- **AIM**: Pull out every line containing the string "dose".

Extracted data entries
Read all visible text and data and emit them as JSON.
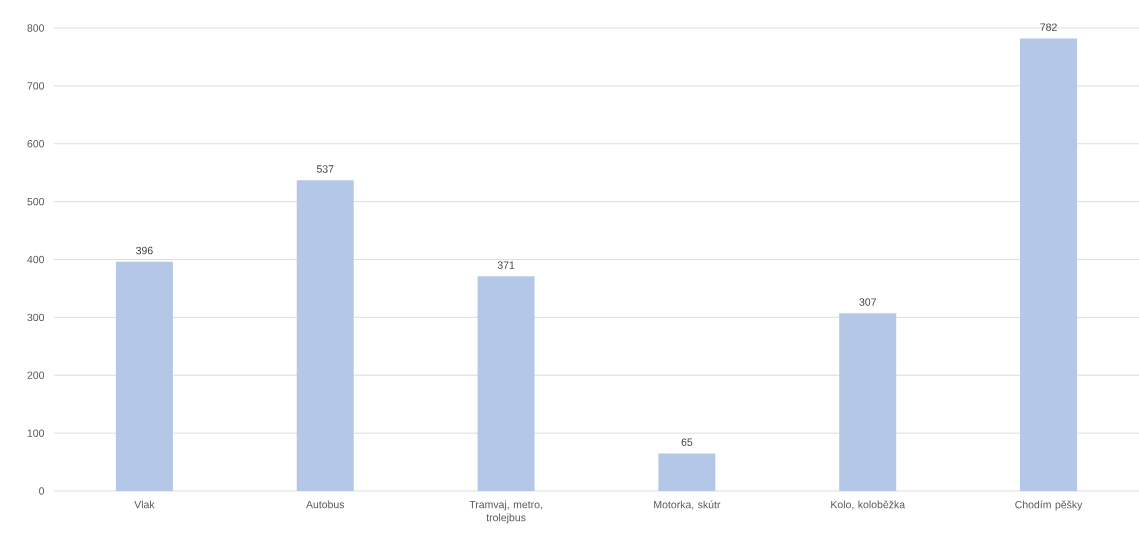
{
  "chart_data": {
    "type": "bar",
    "categories": [
      "Vlak",
      "Autobus",
      "Tramvaj, metro, trolejbus",
      "Motorka, skútr",
      "Kolo, koloběžka",
      "Chodím pěšky"
    ],
    "values": [
      396,
      537,
      371,
      65,
      307,
      782
    ],
    "color": "#b4c7e7",
    "ylim": [
      0,
      800
    ],
    "yticks": [
      0,
      100,
      200,
      300,
      400,
      500,
      600,
      700,
      800
    ],
    "grid": "y",
    "data_labels": true
  }
}
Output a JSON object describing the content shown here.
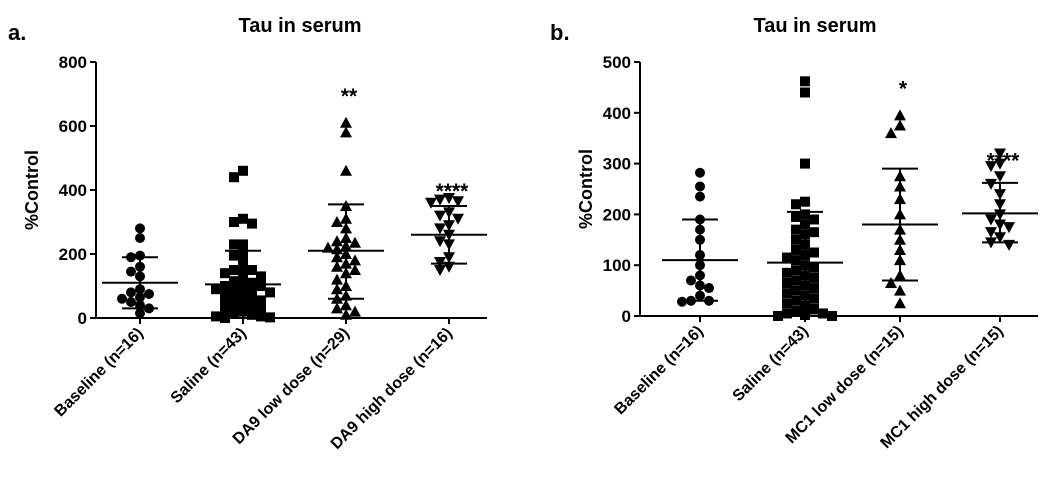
{
  "chart_data": [
    {
      "panel_label": "a.",
      "type": "scatter",
      "title": "Tau in serum",
      "xlabel": "",
      "ylabel": "%Control",
      "ylim": [
        0,
        800
      ],
      "yticks": [
        0,
        200,
        400,
        600,
        800
      ],
      "grid": false,
      "categories": [
        "Baseline (n=16)",
        "Saline (n=43)",
        "DA9 low dose (n=29)",
        "DA9 high dose (n=16)"
      ],
      "markers": [
        "circle",
        "square",
        "triangle-up",
        "triangle-down"
      ],
      "significance": [
        "",
        "",
        "**",
        "****"
      ],
      "summary": [
        {
          "mean": 110,
          "sd_low": 30,
          "sd_high": 190
        },
        {
          "mean": 105,
          "sd_low": 0,
          "sd_high": 210
        },
        {
          "mean": 210,
          "sd_low": 60,
          "sd_high": 355
        },
        {
          "mean": 260,
          "sd_low": 170,
          "sd_high": 350
        }
      ],
      "series": [
        {
          "values": [
            280,
            250,
            195,
            190,
            160,
            145,
            130,
            90,
            80,
            75,
            65,
            60,
            50,
            40,
            30,
            15
          ]
        },
        {
          "values": [
            460,
            440,
            310,
            300,
            295,
            230,
            230,
            200,
            195,
            170,
            150,
            150,
            145,
            140,
            130,
            120,
            115,
            110,
            100,
            100,
            95,
            90,
            90,
            85,
            80,
            75,
            70,
            65,
            60,
            55,
            50,
            45,
            40,
            35,
            30,
            25,
            20,
            15,
            10,
            5,
            5,
            2,
            0
          ]
        },
        {
          "values": [
            610,
            580,
            460,
            350,
            310,
            300,
            280,
            250,
            240,
            235,
            225,
            220,
            215,
            200,
            190,
            180,
            170,
            160,
            150,
            140,
            120,
            100,
            90,
            70,
            60,
            40,
            30,
            20,
            10
          ]
        },
        {
          "values": [
            375,
            370,
            365,
            360,
            330,
            320,
            310,
            290,
            280,
            260,
            240,
            230,
            190,
            175,
            160,
            150
          ]
        }
      ]
    },
    {
      "panel_label": "b.",
      "type": "scatter",
      "title": "Tau in serum",
      "xlabel": "",
      "ylabel": "%Control",
      "ylim": [
        0,
        500
      ],
      "yticks": [
        0,
        100,
        200,
        300,
        400,
        500
      ],
      "grid": false,
      "categories": [
        "Baseline (n=16)",
        "Saline (n=43)",
        "MC1 low dose (n=15)",
        "MC1 high dose (n=15)"
      ],
      "markers": [
        "circle",
        "square",
        "triangle-up",
        "triangle-down"
      ],
      "significance": [
        "",
        "",
        "*",
        "****"
      ],
      "summary": [
        {
          "mean": 110,
          "sd_low": 30,
          "sd_high": 190
        },
        {
          "mean": 105,
          "sd_low": 5,
          "sd_high": 205
        },
        {
          "mean": 180,
          "sd_low": 70,
          "sd_high": 290
        },
        {
          "mean": 202,
          "sd_low": 145,
          "sd_high": 262
        }
      ],
      "series": [
        {
          "values": [
            282,
            255,
            235,
            190,
            170,
            150,
            120,
            100,
            80,
            70,
            60,
            55,
            40,
            30,
            30,
            28
          ]
        },
        {
          "values": [
            462,
            440,
            300,
            225,
            220,
            200,
            195,
            190,
            180,
            170,
            165,
            160,
            150,
            140,
            130,
            125,
            120,
            115,
            110,
            100,
            95,
            90,
            85,
            80,
            75,
            70,
            65,
            60,
            55,
            50,
            45,
            40,
            35,
            30,
            25,
            20,
            15,
            10,
            5,
            5,
            2,
            0,
            0
          ]
        },
        {
          "values": [
            395,
            375,
            360,
            275,
            255,
            230,
            200,
            170,
            150,
            130,
            110,
            80,
            65,
            50,
            25
          ]
        },
        {
          "values": [
            320,
            300,
            295,
            275,
            260,
            240,
            220,
            200,
            190,
            180,
            175,
            165,
            155,
            145,
            140
          ]
        }
      ]
    }
  ]
}
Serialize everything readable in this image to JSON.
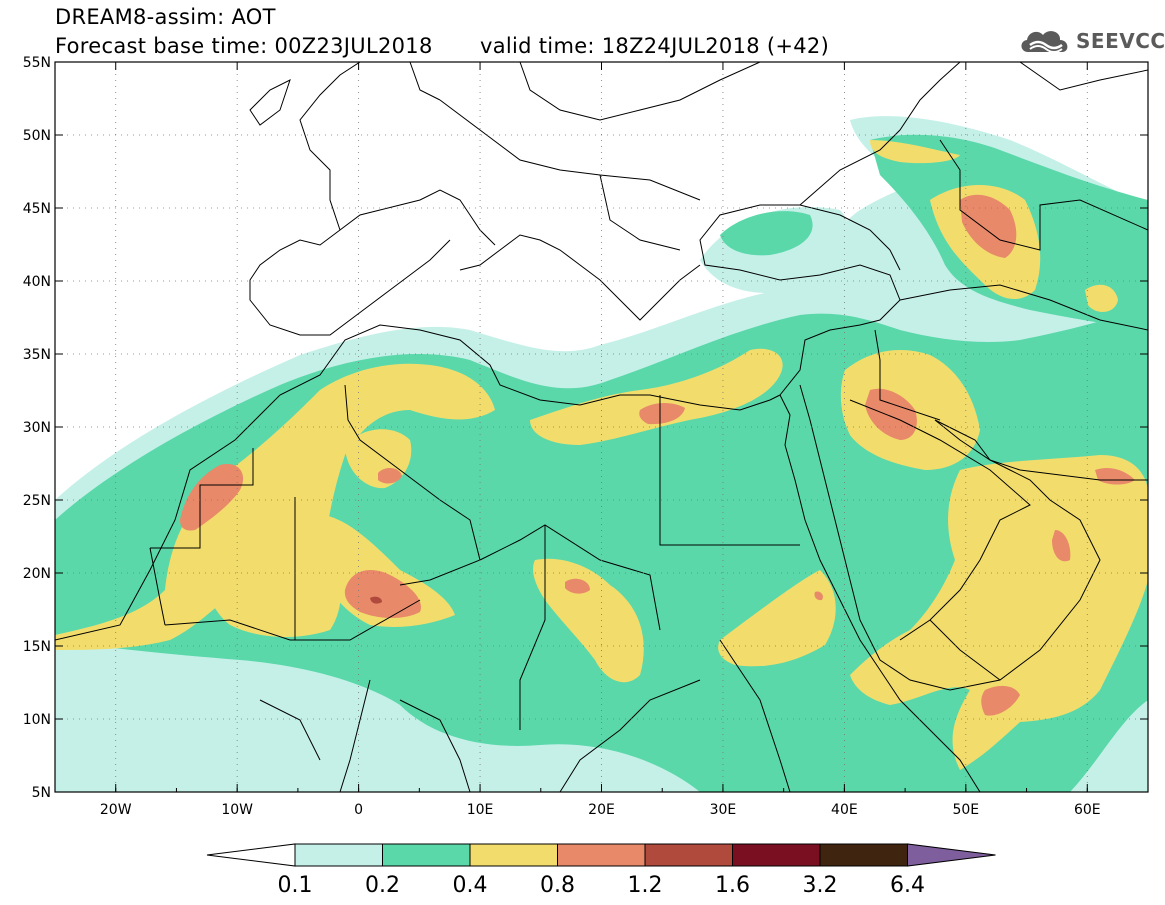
{
  "header": {
    "title_line1": "DREAM8-assim: AOT",
    "title_line2": "Forecast base time: 00Z23JUL2018",
    "valid_time": "valid time: 18Z24JUL2018 (+42)",
    "logo_text": "SEEVCCC",
    "logo_icon": "cloud-icon"
  },
  "map": {
    "lon_range": [
      -25,
      65
    ],
    "lat_range": [
      5,
      55
    ],
    "x_tick_labels": [
      "20W",
      "10W",
      "0",
      "10E",
      "20E",
      "30E",
      "40E",
      "50E",
      "60E"
    ],
    "y_tick_labels": [
      "5N",
      "10N",
      "15N",
      "20N",
      "25N",
      "30N",
      "35N",
      "40N",
      "45N",
      "50N",
      "55N"
    ],
    "grid": "dotted"
  },
  "colorbar": {
    "levels": [
      "0.1",
      "0.2",
      "0.4",
      "0.8",
      "1.2",
      "1.6",
      "3.2",
      "6.4"
    ],
    "colors": [
      "#c5f0e8",
      "#5ad8aa",
      "#f2dd6c",
      "#e8896a",
      "#b04a3c",
      "#7a0f22",
      "#3f2410",
      "#7f5e9e"
    ],
    "extend_low_color": "#ffffff",
    "extend_high_color": "#7f5e9e"
  }
}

- **RESPONSE FOR THIS EXERCISE**:
        "DA9 low dose (n=29)",
        "DA9 high dose (n=16)"
        "MC1 low dose (n=15)",
        "MC1 high dose (n=15)"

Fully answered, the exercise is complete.